Dataset excerpt
START

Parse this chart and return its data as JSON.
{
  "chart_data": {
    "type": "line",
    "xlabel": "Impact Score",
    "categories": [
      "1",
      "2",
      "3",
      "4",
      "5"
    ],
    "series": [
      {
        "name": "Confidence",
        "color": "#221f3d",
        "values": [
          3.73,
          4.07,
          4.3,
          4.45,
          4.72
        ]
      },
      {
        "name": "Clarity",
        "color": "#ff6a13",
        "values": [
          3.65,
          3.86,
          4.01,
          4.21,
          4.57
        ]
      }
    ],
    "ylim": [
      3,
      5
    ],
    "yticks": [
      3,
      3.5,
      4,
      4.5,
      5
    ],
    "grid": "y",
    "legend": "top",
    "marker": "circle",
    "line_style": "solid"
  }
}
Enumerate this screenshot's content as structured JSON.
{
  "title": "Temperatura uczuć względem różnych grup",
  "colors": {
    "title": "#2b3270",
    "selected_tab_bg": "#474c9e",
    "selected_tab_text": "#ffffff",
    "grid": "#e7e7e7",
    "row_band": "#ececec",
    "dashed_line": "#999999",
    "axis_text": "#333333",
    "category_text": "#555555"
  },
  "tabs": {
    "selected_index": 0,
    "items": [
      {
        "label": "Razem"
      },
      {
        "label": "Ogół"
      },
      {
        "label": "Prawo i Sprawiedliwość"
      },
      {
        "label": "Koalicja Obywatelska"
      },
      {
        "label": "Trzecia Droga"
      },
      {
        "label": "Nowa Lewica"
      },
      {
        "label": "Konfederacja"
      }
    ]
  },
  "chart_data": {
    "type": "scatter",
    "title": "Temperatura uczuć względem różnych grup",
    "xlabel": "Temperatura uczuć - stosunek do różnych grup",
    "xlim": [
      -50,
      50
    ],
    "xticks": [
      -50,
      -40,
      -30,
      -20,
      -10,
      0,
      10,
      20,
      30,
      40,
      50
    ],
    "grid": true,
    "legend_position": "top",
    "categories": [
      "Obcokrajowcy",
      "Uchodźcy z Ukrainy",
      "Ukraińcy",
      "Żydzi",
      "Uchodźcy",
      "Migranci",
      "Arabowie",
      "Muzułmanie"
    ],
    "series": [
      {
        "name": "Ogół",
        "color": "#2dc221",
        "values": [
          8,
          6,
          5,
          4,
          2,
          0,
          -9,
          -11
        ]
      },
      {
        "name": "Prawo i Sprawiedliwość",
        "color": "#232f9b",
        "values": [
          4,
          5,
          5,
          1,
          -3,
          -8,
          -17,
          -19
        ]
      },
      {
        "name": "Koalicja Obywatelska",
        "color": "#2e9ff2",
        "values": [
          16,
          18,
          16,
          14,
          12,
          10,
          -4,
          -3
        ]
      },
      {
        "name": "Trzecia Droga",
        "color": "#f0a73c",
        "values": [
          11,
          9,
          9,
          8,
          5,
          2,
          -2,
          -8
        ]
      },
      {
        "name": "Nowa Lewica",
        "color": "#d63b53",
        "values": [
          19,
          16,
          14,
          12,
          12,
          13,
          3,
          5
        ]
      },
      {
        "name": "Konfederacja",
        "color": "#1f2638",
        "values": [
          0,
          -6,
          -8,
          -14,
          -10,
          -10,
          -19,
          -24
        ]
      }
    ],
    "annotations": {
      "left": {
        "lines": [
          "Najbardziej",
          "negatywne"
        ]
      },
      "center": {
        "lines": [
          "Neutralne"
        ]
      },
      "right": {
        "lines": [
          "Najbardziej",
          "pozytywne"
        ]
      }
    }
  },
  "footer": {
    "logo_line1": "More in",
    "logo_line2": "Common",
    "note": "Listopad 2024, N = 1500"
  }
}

END

> [Aim]: Using the entries above, return each line that includes the word "Sprawiedliwość".

> [Exercise output]:
        "label": "Prawo i Sprawiedliwość"
        "name": "Prawo i Sprawiedliwość",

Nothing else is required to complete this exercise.